### Records supplied
* * *

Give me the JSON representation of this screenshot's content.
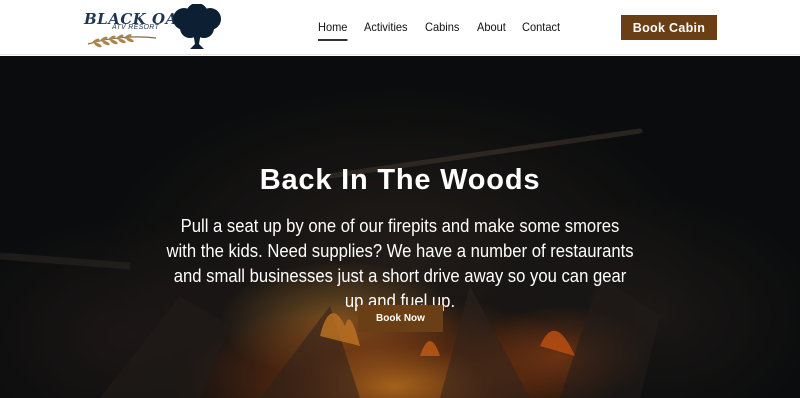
{
  "header": {
    "logo": {
      "line1": "BLACK OAK",
      "line2": "ATV RESORT"
    },
    "nav": [
      {
        "label": "Home",
        "active": true
      },
      {
        "label": "Activities",
        "active": false
      },
      {
        "label": "Cabins",
        "active": false
      },
      {
        "label": "About",
        "active": false
      },
      {
        "label": "Contact",
        "active": false
      }
    ],
    "cta_label": "Book Cabin"
  },
  "hero": {
    "title": "Back In The Woods",
    "body": "Pull a seat up by one of our firepits and make some smores with the kids. Need supplies? We have a number of restaurants and small businesses just a short drive away so you can gear up and fuel up.",
    "button_label": "Book Now",
    "background_image": "campfire-photo"
  },
  "colors": {
    "brand_brown": "#6b3f15",
    "logo_navy": "#1e3650",
    "hero_text": "#ffffff"
  },
  "icons": [
    "oak-tree-icon",
    "wheat-icon"
  ]
}
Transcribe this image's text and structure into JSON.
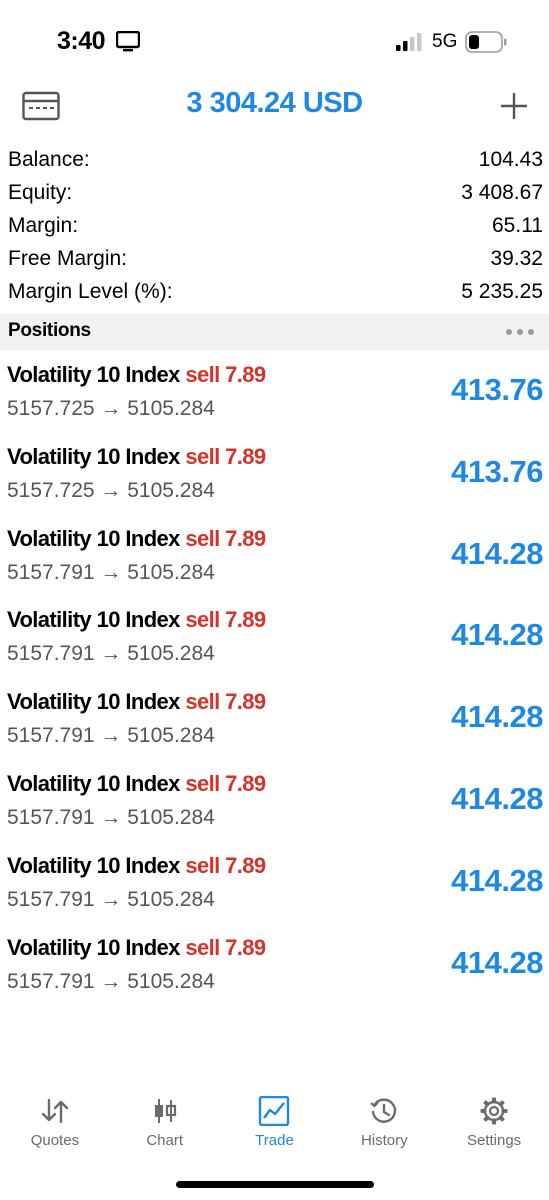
{
  "status_bar": {
    "time": "3:40",
    "network": "5G",
    "icons": [
      "screen-mirroring-icon",
      "signal-icon",
      "battery-icon"
    ]
  },
  "header": {
    "title": "3 304.24 USD",
    "left_icon": "card-icon",
    "right_icon": "plus-icon"
  },
  "summary": [
    {
      "label": "Balance:",
      "value": "104.43"
    },
    {
      "label": "Equity:",
      "value": "3 408.67"
    },
    {
      "label": "Margin:",
      "value": "65.11"
    },
    {
      "label": "Free Margin:",
      "value": "39.32"
    },
    {
      "label": "Margin Level (%):",
      "value": "5 235.25"
    }
  ],
  "positions": {
    "title": "Positions",
    "items": [
      {
        "symbol": "Volatility 10 Index",
        "side": "sell 7.89",
        "prices": "5157.725 → 5105.284",
        "profit": "413.76"
      },
      {
        "symbol": "Volatility 10 Index",
        "side": "sell 7.89",
        "prices": "5157.725 → 5105.284",
        "profit": "413.76"
      },
      {
        "symbol": "Volatility 10 Index",
        "side": "sell 7.89",
        "prices": "5157.791 → 5105.284",
        "profit": "414.28"
      },
      {
        "symbol": "Volatility 10 Index",
        "side": "sell 7.89",
        "prices": "5157.791 → 5105.284",
        "profit": "414.28"
      },
      {
        "symbol": "Volatility 10 Index",
        "side": "sell 7.89",
        "prices": "5157.791 → 5105.284",
        "profit": "414.28"
      },
      {
        "symbol": "Volatility 10 Index",
        "side": "sell 7.89",
        "prices": "5157.791 → 5105.284",
        "profit": "414.28"
      },
      {
        "symbol": "Volatility 10 Index",
        "side": "sell 7.89",
        "prices": "5157.791 → 5105.284",
        "profit": "414.28"
      },
      {
        "symbol": "Volatility 10 Index",
        "side": "sell 7.89",
        "prices": "5157.791 → 5105.284",
        "profit": "414.28"
      }
    ]
  },
  "tabs": [
    {
      "label": "Quotes",
      "icon": "quotes-icon",
      "active": false
    },
    {
      "label": "Chart",
      "icon": "chart-icon",
      "active": false
    },
    {
      "label": "Trade",
      "icon": "trade-icon",
      "active": true
    },
    {
      "label": "History",
      "icon": "history-icon",
      "active": false
    },
    {
      "label": "Settings",
      "icon": "settings-icon",
      "active": false
    }
  ],
  "colors": {
    "accent": "#1e88e5",
    "sell": "#d6322a",
    "section_bg": "#f2f2f4",
    "inactive_tab": "#6b6b6b"
  }
}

* * *

### Aim
Copy down every line of the entries containing the word "value".

### Exercise answer
      "value": "104.43"
      "value": "3 408.67"
      "value": "65.11"
      "value": "39.32"
      "value": "5 235.25"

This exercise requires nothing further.